Given instruction
Find the string "reading" and gather every line that holds it.

***** Material provided

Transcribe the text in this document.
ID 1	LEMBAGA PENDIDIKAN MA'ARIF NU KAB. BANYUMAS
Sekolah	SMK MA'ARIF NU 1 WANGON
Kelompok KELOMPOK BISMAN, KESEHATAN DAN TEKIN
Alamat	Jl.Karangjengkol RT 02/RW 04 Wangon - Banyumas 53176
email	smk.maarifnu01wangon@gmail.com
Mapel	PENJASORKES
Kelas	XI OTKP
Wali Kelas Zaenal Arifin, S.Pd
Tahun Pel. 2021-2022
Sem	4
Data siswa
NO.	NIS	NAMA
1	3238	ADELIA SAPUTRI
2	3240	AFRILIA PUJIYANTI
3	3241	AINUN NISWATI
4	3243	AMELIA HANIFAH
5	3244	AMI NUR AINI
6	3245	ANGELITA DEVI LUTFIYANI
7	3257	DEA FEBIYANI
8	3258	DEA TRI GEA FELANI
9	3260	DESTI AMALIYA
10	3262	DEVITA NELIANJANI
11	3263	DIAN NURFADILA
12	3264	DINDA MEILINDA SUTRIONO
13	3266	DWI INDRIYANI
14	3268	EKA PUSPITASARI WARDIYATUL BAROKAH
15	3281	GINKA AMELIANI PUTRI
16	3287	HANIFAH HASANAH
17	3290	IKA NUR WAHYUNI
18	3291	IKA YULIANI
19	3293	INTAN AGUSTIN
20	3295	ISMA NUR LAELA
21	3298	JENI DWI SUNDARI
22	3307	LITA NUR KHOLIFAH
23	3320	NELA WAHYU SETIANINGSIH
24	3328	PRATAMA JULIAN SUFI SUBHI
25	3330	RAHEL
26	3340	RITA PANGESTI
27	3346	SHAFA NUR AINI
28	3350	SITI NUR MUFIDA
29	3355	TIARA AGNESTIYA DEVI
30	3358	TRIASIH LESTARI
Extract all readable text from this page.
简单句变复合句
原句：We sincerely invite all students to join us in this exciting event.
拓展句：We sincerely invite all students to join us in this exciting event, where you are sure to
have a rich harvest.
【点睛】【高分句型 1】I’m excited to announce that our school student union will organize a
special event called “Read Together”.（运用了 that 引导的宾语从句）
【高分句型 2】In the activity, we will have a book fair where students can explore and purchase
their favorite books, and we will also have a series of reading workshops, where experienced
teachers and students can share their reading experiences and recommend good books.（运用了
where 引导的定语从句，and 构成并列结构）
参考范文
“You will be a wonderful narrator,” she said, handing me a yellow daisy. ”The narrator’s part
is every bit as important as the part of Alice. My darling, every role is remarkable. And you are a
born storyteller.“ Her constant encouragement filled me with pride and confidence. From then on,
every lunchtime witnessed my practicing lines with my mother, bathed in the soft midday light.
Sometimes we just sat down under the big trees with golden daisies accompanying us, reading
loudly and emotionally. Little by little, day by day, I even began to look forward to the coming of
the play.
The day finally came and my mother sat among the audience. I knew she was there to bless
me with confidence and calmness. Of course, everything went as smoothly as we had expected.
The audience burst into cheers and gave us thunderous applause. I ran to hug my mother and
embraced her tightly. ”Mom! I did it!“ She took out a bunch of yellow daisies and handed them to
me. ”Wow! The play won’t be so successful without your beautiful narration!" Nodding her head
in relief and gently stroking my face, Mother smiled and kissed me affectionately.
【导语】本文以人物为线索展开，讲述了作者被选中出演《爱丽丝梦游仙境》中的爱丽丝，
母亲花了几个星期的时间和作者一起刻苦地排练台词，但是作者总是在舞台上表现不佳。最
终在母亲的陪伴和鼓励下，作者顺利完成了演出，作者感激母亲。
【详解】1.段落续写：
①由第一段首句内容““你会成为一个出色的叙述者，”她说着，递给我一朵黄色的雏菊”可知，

**********

Answer to the problem
their favorite books, and we will also have a series of reading workshops, where experienced
teachers and students can share their reading experiences and recommend good books.（运用了
Sometimes we just sat down under the big trees with golden daisies accompanying us, reading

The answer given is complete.